(THE RECORDS):
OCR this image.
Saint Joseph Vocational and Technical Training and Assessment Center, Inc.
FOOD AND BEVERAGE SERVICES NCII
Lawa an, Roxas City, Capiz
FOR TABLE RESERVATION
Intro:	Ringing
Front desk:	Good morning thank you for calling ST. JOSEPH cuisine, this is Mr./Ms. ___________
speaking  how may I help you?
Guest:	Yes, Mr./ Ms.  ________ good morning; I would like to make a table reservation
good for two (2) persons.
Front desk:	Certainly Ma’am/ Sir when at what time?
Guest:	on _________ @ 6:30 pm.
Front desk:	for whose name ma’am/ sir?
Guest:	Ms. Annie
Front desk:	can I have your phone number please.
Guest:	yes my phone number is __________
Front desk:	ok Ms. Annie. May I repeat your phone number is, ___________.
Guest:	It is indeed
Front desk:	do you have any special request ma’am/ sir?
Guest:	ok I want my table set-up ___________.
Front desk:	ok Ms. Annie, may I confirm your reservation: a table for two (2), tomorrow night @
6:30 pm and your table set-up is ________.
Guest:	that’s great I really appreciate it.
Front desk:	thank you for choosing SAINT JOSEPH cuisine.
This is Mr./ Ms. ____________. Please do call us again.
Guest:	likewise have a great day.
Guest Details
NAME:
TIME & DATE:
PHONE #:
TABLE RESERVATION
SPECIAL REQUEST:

(REQUIREMENT):
Note how many lines in the listing above hold the string "thank", then give only that figure.

(SOLUTION BELOW):
2